*INSTRUCTIONS TO FOLLOW:* Please reproduce the records below, swapping every "table-cell" for "grid-cell" and leaving everything else untouched.

*MATERIAL SHOWN:*
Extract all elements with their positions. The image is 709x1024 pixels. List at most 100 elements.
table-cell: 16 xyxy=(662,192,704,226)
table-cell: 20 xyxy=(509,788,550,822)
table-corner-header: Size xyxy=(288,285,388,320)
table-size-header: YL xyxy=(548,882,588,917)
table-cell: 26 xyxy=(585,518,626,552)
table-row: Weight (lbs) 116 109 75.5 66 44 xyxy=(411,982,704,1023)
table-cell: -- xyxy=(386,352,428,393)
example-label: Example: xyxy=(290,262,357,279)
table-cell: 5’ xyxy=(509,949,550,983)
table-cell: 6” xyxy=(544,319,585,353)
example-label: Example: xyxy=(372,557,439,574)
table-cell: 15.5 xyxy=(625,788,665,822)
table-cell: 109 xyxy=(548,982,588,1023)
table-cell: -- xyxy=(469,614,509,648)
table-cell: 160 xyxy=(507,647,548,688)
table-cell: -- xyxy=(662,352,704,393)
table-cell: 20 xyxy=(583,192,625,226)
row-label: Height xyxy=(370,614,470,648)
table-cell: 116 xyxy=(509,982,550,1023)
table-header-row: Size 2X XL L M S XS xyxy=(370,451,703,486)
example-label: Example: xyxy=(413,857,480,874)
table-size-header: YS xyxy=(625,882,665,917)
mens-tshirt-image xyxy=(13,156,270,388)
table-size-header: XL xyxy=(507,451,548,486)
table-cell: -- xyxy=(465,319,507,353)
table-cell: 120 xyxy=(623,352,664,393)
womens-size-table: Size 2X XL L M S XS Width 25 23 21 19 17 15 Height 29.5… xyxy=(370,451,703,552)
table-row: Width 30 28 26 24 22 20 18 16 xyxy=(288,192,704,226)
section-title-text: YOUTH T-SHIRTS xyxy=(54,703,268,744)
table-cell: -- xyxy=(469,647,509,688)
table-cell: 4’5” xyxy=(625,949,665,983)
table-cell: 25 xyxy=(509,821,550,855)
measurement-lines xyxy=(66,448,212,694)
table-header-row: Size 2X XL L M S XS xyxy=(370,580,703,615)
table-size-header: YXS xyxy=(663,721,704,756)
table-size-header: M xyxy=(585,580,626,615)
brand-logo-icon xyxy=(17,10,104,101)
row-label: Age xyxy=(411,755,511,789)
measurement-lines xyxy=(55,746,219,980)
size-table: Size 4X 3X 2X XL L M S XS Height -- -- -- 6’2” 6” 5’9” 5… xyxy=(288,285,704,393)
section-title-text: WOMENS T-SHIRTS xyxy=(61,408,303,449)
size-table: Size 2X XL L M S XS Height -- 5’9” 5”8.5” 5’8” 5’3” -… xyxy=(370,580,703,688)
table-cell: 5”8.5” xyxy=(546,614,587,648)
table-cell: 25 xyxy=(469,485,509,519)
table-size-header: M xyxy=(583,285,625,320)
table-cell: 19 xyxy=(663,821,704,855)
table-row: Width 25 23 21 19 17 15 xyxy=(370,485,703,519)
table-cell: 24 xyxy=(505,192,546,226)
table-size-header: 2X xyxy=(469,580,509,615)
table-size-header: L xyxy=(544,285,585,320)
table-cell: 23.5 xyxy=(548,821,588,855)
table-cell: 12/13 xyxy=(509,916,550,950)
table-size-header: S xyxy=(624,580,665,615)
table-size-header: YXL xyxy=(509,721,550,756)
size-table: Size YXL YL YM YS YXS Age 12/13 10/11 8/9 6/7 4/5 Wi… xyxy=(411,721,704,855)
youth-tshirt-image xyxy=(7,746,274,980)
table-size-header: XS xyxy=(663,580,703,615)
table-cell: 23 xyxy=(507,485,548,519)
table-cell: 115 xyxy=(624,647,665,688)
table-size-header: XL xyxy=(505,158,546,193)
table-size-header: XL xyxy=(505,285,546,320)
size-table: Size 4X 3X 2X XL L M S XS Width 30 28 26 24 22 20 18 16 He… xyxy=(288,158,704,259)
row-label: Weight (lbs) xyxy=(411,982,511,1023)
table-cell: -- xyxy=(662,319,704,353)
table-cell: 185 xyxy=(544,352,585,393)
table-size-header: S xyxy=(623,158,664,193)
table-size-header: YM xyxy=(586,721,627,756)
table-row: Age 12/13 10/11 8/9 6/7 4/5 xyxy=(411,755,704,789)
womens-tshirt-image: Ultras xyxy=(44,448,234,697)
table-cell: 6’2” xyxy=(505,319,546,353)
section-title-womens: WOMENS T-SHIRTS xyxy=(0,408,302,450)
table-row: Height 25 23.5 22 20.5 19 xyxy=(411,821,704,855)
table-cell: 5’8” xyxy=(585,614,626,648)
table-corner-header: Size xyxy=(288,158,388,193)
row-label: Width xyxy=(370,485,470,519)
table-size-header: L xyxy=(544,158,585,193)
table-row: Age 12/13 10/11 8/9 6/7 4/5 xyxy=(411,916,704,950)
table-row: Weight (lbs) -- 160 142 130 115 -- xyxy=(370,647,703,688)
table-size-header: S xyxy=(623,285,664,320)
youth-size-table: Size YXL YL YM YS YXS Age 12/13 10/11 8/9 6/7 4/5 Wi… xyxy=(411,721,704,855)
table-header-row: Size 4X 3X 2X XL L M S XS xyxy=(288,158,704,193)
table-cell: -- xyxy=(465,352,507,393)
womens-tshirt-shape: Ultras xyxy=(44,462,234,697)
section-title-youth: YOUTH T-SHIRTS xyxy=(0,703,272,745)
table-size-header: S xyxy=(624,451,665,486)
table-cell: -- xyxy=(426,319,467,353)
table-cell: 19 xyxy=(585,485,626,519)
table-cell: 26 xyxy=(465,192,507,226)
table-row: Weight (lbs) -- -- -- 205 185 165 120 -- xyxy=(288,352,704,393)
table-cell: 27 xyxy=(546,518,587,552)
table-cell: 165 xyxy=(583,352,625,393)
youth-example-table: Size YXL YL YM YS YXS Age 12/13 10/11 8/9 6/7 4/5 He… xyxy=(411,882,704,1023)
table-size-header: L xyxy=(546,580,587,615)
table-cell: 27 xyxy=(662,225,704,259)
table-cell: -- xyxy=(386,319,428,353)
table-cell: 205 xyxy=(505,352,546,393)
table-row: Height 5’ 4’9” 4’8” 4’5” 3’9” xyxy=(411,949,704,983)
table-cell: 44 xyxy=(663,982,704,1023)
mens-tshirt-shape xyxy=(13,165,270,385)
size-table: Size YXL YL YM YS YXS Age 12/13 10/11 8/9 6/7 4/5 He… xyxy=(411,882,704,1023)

*RESPONSE TO THE TASK:*
Extract all elements with their positions. The image is 709x1024 pixels. List at most 100 elements.
grid-cell: 16 xyxy=(662,192,704,226)
grid-cell: 20 xyxy=(509,788,550,822)
table-corner-header: Size xyxy=(288,285,388,320)
table-size-header: YL xyxy=(548,882,588,917)
grid-cell: 26 xyxy=(585,518,626,552)
table-row: Weight (lbs) 116 109 75.5 66 44 xyxy=(411,982,704,1023)
grid-cell: -- xyxy=(386,352,428,393)
example-label: Example: xyxy=(290,262,357,279)
grid-cell: 5’ xyxy=(509,949,550,983)
grid-cell: 6” xyxy=(544,319,585,353)
example-label: Example: xyxy=(372,557,439,574)
grid-cell: 15.5 xyxy=(625,788,665,822)
grid-cell: 109 xyxy=(548,982,588,1023)
grid-cell: -- xyxy=(469,614,509,648)
grid-cell: 160 xyxy=(507,647,548,688)
grid-cell: -- xyxy=(662,352,704,393)
grid-cell: 20 xyxy=(583,192,625,226)
row-label: Height xyxy=(370,614,470,648)
grid-cell: 116 xyxy=(509,982,550,1023)
table-header-row: Size 2X XL L M S XS xyxy=(370,451,703,486)
example-label: Example: xyxy=(413,857,480,874)
table-size-header: YS xyxy=(625,882,665,917)
mens-tshirt-image xyxy=(13,156,270,388)
table-size-header: XL xyxy=(507,451,548,486)
grid-cell: -- xyxy=(465,319,507,353)
grid-cell: 120 xyxy=(623,352,664,393)
womens-size-table: Size 2X XL L M S XS Width 25 23 21 19 17 15 Height 29.5… xyxy=(370,451,703,552)
table-row: Width 30 28 26 24 22 20 18 16 xyxy=(288,192,704,226)
section-title-text: YOUTH T-SHIRTS xyxy=(54,703,268,744)
grid-cell: -- xyxy=(469,647,509,688)
grid-cell: 4’5” xyxy=(625,949,665,983)
grid-cell: 25 xyxy=(509,821,550,855)
measurement-lines xyxy=(66,448,212,694)
table-header-row: Size 2X XL L M S XS xyxy=(370,580,703,615)
table-size-header: YXS xyxy=(663,721,704,756)
table-size-header: M xyxy=(585,580,626,615)
brand-logo-icon xyxy=(17,10,104,101)
row-label: Age xyxy=(411,755,511,789)
measurement-lines xyxy=(55,746,219,980)
size-table: Size 4X 3X 2X XL L M S XS Height -- -- -- 6’2” 6” 5’9” 5… xyxy=(288,285,704,393)
section-title-text: WOMENS T-SHIRTS xyxy=(61,408,303,449)
size-table: Size 2X XL L M S XS Height -- 5’9” 5”8.5” 5’8” 5’3” -… xyxy=(370,580,703,688)
grid-cell: 5”8.5” xyxy=(546,614,587,648)
grid-cell: 25 xyxy=(469,485,509,519)
table-size-header: M xyxy=(583,285,625,320)
grid-cell: 19 xyxy=(663,821,704,855)
table-row: Width 25 23 21 19 17 15 xyxy=(370,485,703,519)
grid-cell: 24 xyxy=(505,192,546,226)
table-size-header: 2X xyxy=(469,580,509,615)
table-size-header: L xyxy=(544,285,585,320)
grid-cell: 23.5 xyxy=(548,821,588,855)
grid-cell: 12/13 xyxy=(509,916,550,950)
table-size-header: S xyxy=(624,580,665,615)
table-size-header: YXL xyxy=(509,721,550,756)
size-table: Size YXL YL YM YS YXS Age 12/13 10/11 8/9 6/7 4/5 Wi… xyxy=(411,721,704,855)
youth-tshirt-image xyxy=(7,746,274,980)
table-size-header: XS xyxy=(663,580,703,615)
grid-cell: 23 xyxy=(507,485,548,519)
grid-cell: 115 xyxy=(624,647,665,688)
table-size-header: XL xyxy=(505,158,546,193)
table-size-header: XL xyxy=(505,285,546,320)
size-table: Size 4X 3X 2X XL L M S XS Width 30 28 26 24 22 20 18 16 He… xyxy=(288,158,704,259)
row-label: Weight (lbs) xyxy=(411,982,511,1023)
grid-cell: -- xyxy=(662,319,704,353)
grid-cell: 185 xyxy=(544,352,585,393)
table-size-header: S xyxy=(623,158,664,193)
table-size-header: YM xyxy=(586,721,627,756)
table-row: Age 12/13 10/11 8/9 6/7 4/5 xyxy=(411,755,704,789)
womens-tshirt-image: Ultras xyxy=(44,448,234,697)
grid-cell: 6’2” xyxy=(505,319,546,353)
section-title-womens: WOMENS T-SHIRTS xyxy=(0,408,302,450)
table-row: Height 25 23.5 22 20.5 19 xyxy=(411,821,704,855)
grid-cell: 5’8” xyxy=(585,614,626,648)
table-corner-header: Size xyxy=(288,158,388,193)
row-label: Width xyxy=(370,485,470,519)
table-size-header: L xyxy=(544,158,585,193)
table-row: Age 12/13 10/11 8/9 6/7 4/5 xyxy=(411,916,704,950)
table-row: Weight (lbs) -- 160 142 130 115 -- xyxy=(370,647,703,688)
table-size-header: S xyxy=(623,285,664,320)
youth-size-table: Size YXL YL YM YS YXS Age 12/13 10/11 8/9 6/7 4/5 Wi… xyxy=(411,721,704,855)
table-header-row: Size 4X 3X 2X XL L M S XS xyxy=(288,158,704,193)
grid-cell: -- xyxy=(465,352,507,393)
womens-tshirt-shape: Ultras xyxy=(44,462,234,697)
section-title-youth: YOUTH T-SHIRTS xyxy=(0,703,272,745)
table-size-header: S xyxy=(624,451,665,486)
grid-cell: -- xyxy=(426,319,467,353)
grid-cell: 19 xyxy=(585,485,626,519)
grid-cell: 26 xyxy=(465,192,507,226)
table-row: Weight (lbs) -- -- -- 205 185 165 120 -- xyxy=(288,352,704,393)
grid-cell: 27 xyxy=(546,518,587,552)
grid-cell: 165 xyxy=(583,352,625,393)
youth-example-table: Size YXL YL YM YS YXS Age 12/13 10/11 8/9 6/7 4/5 He… xyxy=(411,882,704,1023)
table-size-header: L xyxy=(546,580,587,615)
grid-cell: 27 xyxy=(662,225,704,259)
grid-cell: -- xyxy=(386,319,428,353)
grid-cell: 205 xyxy=(505,352,546,393)
table-row: Height 5’ 4’9” 4’8” 4’5” 3’9” xyxy=(411,949,704,983)
grid-cell: 44 xyxy=(663,982,704,1023)
mens-tshirt-shape xyxy=(13,165,270,385)
size-table: Size YXL YL YM YS YXS Age 12/13 10/11 8/9 6/7 4/5 He… xyxy=(411,882,704,1023)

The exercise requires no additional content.